According to the second quarter 2011 financial summary, what drove the year-over-year decrease in IP services revenue?

> [Selected excerpt]:
____________________

Second Quarter 2011 Financial Summary

2Q 2011 2Q 2010 1Q 2011 YoY
Growth
QoQ
Growth
Revenues:
Data center services $ 32,481 $ 31,197 $ 31,542 4% 3%
IP services 27,929 29,328 27,862 -5% 0%
Total Revenues $ 60,410 $ 60,525 $ 59,404 0% 2%
Operating Expenses $ 62,081 $ 61,238 $ 60,292 1% 3%
GAAP Net Loss $ (2,612) $ (1,271) $ (1,500) n/m n/m
Normalized Net (Loss) Income(2) $ (319) $ 1,356 $ (400) n/m n/m
Segment Profit $ 29,841 $ 29,262 $ 30,374 2% -2%
Segment Profit Margin 49.4% 48.3% 51.1% 110 BPS -170 BPS
Adjusted EBITDA $ 10,276 $ 9,924 $ 9,213 4% 12%
Adjusted EBITDA Margin 17.0% 16.4% 15.5% 60 BPS 150 BPS
n/m = not meaningful

Revenue

  • Revenue totaled $60.4 million compared with $60.5 million in the second quarter of 2010 and $59.4 million in the first quarter of 2011. Revenue from Data center services increased year-over-year and sequentially. IP services decreased compared with the second quarter of 2010 and increased sequentially.
  • Data center services revenue rose 4 percent year-over-year and 3 percent sequentially to $32.5 million. Both the year-over-year and the sequential increases in this segment were attributable to increased sales of colocation services in company controlled datacenters and strong growth in managed hosting services.
  • IP services revenue totaled $27.9 million – a decrease of 5 percent compared with the second quarter of 2010.  Sequentially, IP services revenue increased $0.1 million.   The year-over-year decrease was driven by per unit price declines, partly offset by traffic growth.

Net (Loss) Income

  • GAAP net loss was $(2.6) million, or $(0.05) per share, compared with GAAP net loss of $(1.3) million, or $(0.03) per share, in the second quarter of 2010 and $(1.5) million, or $(0.03) per share, in the first quarter of 2011.  GAAP net loss in the second quarter of 2011 included a non-cash charge of $1.3 million primarily related to changes in sublease rental assumptions on unoccupied lease obligations held in restructuring.
  • Normalized net loss, which excludes the impact of stock-based compensation expense and items that management considers non-recurring, was $(0.3) million, or $(0.01) per share.  Normalized net income (loss) was $1.4 million, or $0.03 per share, in the second quarter of 2010, and $(0.4) million, or $(0.01) per share, in the first quarter of 2011.

Segment Profit and Adjusted EBITDA

  • Segment profit totaled $29.8 million in the second quarter, an increase of 2 percent year-over-year and a decrease of 2 percent sequentially.  Segment margin was 49.4 percent, increasing 110 basis points compared with the second quarter of 2010.  Segment margin decreased 170 basis points compared with the first quarter of 2011.
  • Segment profit in Data center services was $12.7 million, or 39.2 percent of Data center services revenue. IP services segment profit was $17.1 million, or 61.2 percent of IP services revenue. An increasing proportion of colocation revenue generated at company controlled data centers and increased managed hosting revenue benefited Data center services segment profit compared with the second quarter of 2010.  Higher seasonal power and planned maintenance costs drove a decrease in Data center segment profit compared with the first quarter of 2011.  Data center services segment margin increased 260 basis points year-over-year and decreased 210 basis points sequentially to 39.2 percent.  IP services segment profit decreased 4 percent compared with the second quarter of 2010 due to lower IP services revenue.  Increased network costs drove a 2 percent sequential decrease in IP segment profit.   IP segment margins increased 30 basis points year-over-year and decreased 110 basis points sequentially to 61.2 percent.

____________________

[Data records]
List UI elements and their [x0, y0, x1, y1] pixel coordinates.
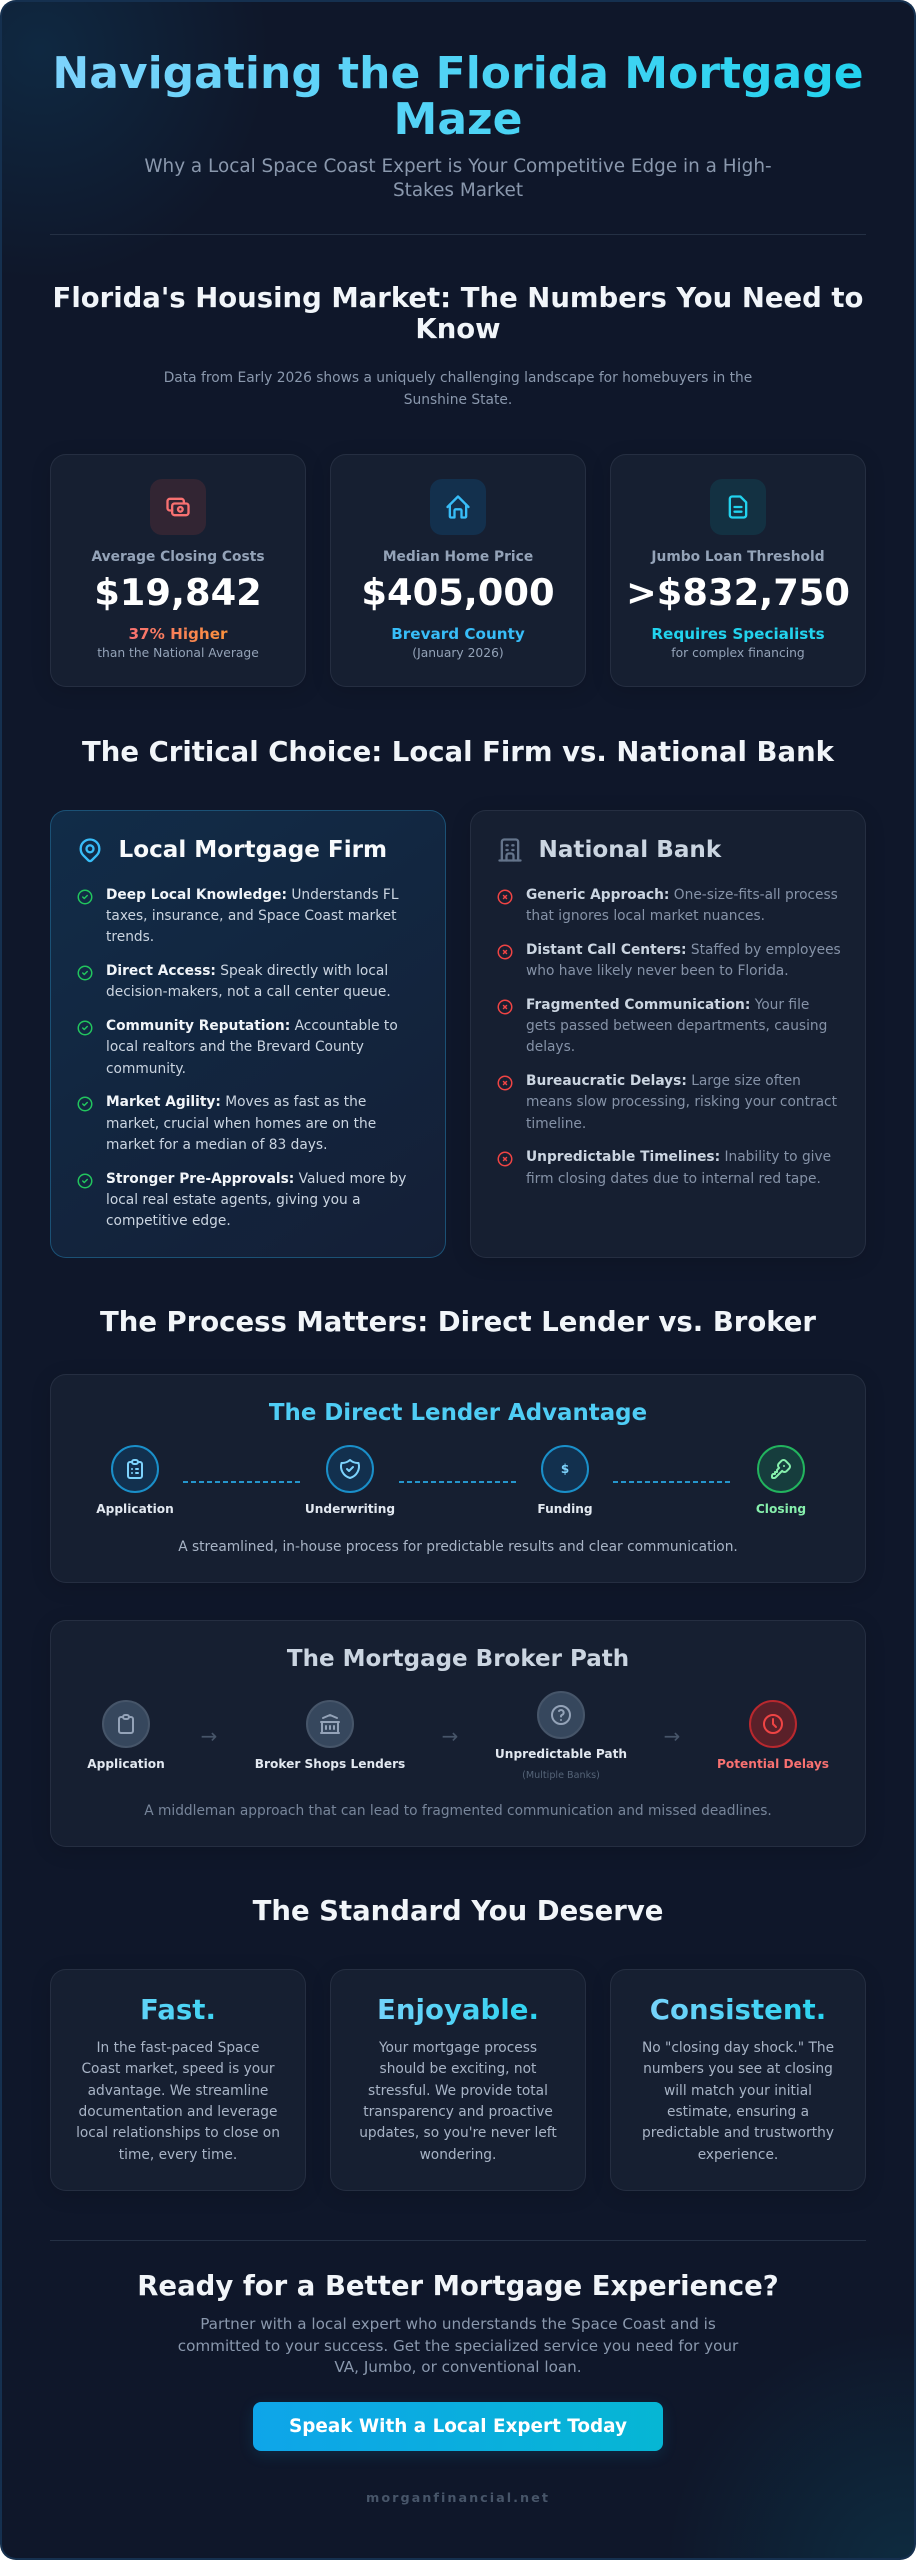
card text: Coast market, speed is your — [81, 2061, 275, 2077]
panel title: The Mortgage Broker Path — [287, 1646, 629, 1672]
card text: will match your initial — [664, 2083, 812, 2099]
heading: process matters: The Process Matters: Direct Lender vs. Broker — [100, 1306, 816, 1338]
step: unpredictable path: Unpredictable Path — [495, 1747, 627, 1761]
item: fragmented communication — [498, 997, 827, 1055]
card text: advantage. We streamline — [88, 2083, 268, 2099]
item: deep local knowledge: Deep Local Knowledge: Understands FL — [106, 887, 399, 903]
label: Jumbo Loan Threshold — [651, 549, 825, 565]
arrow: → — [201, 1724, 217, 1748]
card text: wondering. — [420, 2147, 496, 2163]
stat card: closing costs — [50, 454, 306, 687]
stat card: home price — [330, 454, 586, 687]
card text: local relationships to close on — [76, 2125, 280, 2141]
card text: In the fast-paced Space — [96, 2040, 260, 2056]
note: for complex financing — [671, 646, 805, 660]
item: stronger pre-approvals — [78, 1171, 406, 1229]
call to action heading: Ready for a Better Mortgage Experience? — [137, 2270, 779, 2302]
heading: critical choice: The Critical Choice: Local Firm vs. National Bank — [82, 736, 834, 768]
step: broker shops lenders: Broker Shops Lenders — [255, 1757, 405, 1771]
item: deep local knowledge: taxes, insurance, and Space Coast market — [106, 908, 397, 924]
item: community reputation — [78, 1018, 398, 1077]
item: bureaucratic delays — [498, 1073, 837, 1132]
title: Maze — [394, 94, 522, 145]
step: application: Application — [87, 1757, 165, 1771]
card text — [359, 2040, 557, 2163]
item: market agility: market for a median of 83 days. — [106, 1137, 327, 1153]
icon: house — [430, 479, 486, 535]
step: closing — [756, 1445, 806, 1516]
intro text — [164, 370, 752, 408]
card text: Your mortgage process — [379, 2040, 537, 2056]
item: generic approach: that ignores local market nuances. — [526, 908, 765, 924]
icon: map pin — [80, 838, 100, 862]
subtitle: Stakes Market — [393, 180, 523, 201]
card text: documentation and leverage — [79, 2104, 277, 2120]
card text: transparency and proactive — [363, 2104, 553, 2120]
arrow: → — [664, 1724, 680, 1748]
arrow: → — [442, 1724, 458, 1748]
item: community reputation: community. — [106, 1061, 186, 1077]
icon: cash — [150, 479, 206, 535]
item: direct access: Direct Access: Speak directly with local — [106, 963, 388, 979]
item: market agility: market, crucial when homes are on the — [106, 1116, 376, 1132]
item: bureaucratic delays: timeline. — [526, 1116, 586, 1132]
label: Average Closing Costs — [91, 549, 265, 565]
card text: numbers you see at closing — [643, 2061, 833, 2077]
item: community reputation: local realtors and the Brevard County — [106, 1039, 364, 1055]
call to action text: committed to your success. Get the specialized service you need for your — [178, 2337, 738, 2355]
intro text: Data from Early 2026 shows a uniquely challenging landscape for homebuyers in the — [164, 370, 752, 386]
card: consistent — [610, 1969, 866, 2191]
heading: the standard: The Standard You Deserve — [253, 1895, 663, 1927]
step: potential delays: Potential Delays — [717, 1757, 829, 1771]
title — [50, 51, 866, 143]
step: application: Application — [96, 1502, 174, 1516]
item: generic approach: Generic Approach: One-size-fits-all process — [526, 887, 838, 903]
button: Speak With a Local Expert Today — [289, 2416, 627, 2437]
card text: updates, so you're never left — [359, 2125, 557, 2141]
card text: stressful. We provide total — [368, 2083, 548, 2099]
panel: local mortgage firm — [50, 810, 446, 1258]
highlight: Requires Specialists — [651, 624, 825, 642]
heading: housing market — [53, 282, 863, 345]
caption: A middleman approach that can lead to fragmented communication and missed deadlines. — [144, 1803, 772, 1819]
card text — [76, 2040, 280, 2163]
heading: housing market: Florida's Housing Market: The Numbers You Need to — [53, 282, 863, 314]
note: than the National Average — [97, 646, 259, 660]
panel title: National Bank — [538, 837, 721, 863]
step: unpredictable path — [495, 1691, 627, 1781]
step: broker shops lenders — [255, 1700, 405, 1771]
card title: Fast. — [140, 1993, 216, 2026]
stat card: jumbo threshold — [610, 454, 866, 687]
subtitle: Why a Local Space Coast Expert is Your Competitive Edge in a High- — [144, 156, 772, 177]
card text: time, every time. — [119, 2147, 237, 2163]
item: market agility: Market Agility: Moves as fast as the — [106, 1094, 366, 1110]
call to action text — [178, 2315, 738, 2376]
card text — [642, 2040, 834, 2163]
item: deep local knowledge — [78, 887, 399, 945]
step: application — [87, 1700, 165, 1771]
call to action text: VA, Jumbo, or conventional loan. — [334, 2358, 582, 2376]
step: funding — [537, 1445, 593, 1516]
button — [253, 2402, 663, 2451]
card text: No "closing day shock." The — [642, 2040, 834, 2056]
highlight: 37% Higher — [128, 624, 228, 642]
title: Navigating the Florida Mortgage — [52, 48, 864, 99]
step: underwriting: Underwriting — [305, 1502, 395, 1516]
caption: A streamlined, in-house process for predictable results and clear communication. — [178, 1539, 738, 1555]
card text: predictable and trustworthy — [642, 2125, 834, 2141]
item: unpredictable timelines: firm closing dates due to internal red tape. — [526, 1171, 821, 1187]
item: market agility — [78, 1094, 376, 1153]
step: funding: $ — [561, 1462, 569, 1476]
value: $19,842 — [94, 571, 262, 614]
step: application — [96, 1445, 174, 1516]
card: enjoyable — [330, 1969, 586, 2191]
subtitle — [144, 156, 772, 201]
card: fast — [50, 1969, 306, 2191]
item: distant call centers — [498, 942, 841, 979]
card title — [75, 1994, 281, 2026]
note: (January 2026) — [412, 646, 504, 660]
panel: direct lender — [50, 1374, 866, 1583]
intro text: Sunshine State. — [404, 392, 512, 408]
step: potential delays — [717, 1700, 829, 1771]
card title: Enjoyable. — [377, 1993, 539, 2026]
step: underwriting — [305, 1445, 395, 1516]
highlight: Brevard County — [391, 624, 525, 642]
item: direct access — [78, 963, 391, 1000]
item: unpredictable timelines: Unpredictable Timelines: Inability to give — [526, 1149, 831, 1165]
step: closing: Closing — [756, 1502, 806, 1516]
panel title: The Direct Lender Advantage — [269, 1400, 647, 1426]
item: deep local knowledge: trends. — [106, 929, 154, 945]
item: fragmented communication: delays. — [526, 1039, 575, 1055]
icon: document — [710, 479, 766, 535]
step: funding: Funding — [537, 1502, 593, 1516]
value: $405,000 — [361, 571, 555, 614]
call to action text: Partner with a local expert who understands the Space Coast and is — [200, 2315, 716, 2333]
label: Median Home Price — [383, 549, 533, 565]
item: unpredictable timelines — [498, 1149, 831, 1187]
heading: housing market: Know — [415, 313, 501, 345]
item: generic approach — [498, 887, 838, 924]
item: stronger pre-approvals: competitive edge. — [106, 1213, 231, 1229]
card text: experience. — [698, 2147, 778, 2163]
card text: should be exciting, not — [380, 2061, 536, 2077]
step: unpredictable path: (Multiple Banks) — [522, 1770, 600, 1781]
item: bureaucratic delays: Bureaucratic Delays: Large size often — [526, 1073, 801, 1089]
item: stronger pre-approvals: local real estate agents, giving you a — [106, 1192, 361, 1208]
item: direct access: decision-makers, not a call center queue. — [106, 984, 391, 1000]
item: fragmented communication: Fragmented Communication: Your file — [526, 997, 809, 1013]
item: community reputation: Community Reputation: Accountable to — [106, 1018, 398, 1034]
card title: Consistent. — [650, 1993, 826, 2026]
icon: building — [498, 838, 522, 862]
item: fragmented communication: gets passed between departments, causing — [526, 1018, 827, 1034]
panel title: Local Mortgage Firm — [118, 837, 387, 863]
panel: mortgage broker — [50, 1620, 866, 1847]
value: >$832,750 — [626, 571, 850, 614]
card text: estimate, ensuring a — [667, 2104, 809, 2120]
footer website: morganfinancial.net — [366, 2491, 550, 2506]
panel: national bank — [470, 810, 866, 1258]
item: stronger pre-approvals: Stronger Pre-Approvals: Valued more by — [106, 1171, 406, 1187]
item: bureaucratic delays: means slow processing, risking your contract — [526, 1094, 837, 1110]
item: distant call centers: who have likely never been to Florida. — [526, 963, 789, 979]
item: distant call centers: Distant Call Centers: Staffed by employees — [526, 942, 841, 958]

____________________

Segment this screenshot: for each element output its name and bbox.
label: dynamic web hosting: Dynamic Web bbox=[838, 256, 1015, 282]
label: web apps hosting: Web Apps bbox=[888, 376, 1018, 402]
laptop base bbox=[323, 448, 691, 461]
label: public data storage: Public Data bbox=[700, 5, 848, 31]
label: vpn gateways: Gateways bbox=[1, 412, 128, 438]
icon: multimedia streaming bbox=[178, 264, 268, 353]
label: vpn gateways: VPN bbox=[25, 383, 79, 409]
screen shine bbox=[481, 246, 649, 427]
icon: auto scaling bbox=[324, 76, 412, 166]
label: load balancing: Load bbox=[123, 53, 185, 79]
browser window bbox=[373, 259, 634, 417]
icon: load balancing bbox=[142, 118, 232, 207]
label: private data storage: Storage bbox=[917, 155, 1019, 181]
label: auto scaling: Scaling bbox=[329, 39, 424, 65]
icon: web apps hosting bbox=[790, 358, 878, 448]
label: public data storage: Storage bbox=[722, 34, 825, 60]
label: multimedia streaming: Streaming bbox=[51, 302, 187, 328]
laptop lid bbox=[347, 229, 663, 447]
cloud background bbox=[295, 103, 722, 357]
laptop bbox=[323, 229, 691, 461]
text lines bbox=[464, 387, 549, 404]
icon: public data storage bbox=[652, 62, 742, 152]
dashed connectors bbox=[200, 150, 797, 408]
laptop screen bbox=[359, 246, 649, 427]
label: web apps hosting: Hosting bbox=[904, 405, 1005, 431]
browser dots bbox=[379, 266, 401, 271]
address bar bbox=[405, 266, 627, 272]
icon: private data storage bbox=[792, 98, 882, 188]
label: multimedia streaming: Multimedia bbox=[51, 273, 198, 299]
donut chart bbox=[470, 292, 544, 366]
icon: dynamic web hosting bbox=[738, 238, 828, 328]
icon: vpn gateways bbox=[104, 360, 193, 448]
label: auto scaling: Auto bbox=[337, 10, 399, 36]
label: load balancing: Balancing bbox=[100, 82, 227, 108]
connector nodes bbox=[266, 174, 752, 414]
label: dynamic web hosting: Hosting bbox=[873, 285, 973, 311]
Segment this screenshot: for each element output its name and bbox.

____________________

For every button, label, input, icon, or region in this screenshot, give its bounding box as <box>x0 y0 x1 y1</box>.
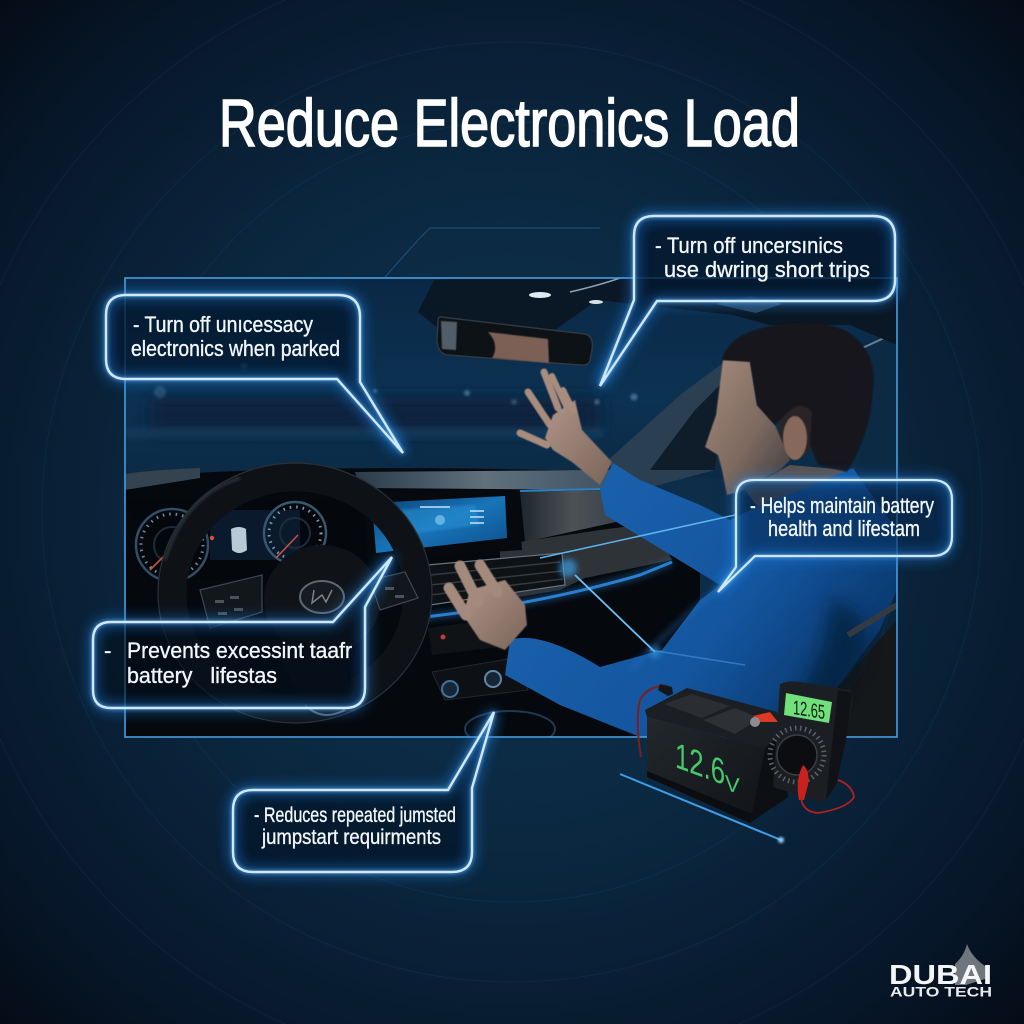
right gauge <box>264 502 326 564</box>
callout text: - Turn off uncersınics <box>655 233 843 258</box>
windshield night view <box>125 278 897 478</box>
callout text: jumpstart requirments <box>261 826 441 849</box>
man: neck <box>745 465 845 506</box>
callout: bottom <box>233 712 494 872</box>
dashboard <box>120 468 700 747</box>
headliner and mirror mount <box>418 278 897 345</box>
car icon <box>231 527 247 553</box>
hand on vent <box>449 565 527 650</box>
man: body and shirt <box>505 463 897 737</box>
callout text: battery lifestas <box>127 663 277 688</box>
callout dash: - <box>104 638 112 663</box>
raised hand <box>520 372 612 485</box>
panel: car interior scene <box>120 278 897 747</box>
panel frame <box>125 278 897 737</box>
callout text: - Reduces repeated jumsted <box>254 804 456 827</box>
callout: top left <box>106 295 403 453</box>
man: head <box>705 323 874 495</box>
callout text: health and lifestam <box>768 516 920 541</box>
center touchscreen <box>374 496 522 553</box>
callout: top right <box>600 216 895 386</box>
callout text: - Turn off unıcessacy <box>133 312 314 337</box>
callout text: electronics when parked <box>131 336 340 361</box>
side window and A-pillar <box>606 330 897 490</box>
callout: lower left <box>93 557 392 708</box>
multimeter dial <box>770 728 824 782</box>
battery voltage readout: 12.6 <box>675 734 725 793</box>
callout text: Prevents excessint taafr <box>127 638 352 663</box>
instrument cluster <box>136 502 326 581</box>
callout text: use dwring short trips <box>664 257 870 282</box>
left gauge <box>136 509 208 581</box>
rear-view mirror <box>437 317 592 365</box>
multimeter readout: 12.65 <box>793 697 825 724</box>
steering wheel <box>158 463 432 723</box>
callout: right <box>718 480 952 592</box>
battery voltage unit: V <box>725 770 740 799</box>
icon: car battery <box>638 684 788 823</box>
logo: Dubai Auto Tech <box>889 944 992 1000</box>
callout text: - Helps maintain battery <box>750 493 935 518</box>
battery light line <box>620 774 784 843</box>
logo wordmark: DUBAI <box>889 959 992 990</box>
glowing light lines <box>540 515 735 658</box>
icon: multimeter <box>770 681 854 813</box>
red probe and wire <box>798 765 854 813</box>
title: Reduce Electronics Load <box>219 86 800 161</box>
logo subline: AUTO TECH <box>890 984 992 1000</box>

____________________

> [Solution to the exercise]: Per unit price declines, partly offset by traffic growth.